Instructions to follow:
Every line of the material below must be repeated exactly.

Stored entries
+-------+
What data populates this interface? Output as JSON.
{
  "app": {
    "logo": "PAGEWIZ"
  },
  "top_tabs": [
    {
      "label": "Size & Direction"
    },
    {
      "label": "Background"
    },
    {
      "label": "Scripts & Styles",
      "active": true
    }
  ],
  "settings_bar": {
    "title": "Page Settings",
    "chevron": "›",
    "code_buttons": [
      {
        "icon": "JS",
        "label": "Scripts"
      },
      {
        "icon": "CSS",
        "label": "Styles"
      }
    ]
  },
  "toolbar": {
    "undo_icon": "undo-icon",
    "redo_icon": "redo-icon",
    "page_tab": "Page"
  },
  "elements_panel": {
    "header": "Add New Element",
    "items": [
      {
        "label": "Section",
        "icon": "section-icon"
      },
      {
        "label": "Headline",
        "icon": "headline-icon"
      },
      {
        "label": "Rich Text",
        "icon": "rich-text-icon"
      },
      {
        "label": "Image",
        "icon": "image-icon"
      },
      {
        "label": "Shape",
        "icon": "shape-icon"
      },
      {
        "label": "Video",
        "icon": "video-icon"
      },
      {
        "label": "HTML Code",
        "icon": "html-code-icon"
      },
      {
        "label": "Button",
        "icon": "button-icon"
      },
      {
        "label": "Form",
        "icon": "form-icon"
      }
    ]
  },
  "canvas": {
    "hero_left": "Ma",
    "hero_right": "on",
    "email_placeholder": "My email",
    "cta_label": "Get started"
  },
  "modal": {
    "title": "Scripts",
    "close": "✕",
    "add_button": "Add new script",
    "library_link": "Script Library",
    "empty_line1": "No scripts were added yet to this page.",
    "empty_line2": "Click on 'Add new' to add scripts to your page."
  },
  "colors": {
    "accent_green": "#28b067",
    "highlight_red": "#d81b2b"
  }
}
+-------+
Output of the exercise:
What data populates this interface? Output as JSON.
{
  "app": {
    "logo": "PAGEWIZ"
  },
  "top_tabs": [
    {
      "label": "Size & Direction"
    },
    {
      "label": "Background"
    },
    {
      "label": "Scripts & Styles",
      "active": true
    }
  ],
  "settings_bar": {
    "title": "Page Settings",
    "chevron": "›",
    "code_buttons": [
      {
        "icon": "JS",
        "label": "Scripts"
      },
      {
        "icon": "CSS",
        "label": "Styles"
      }
    ]
  },
  "toolbar": {
    "undo_icon": "undo-icon",
    "redo_icon": "redo-icon",
    "page_tab": "Page"
  },
  "elements_panel": {
    "header": "Add New Element",
    "items": [
      {
        "label": "Section",
        "icon": "section-icon"
      },
      {
        "label": "Headline",
        "icon": "headline-icon"
      },
      {
        "label": "Rich Text",
        "icon": "rich-text-icon"
      },
      {
        "label": "Image",
        "icon": "image-icon"
      },
      {
        "label": "Shape",
        "icon": "shape-icon"
      },
      {
        "label": "Video",
        "icon": "video-icon"
      },
      {
        "label": "HTML Code",
        "icon": "html-code-icon"
      },
      {
        "label": "Button",
        "icon": "button-icon"
      },
      {
        "label": "Form",
        "icon": "form-icon"
      }
    ]
  },
  "canvas": {
    "hero_left": "Ma",
    "hero_right": "on",
    "email_placeholder": "My email",
    "cta_label": "Get started"
  },
  "modal": {
    "title": "Scripts",
    "close": "✕",
    "add_button": "Add new script",
    "library_link": "Script Library",
    "empty_line1": "No scripts were added yet to this page.",
    "empty_line2": "Click on 'Add new' to add scripts to your page."
  },
  "colors": {
    "accent_green": "#28b067",
    "highlight_red": "#d81b2b"
  }
}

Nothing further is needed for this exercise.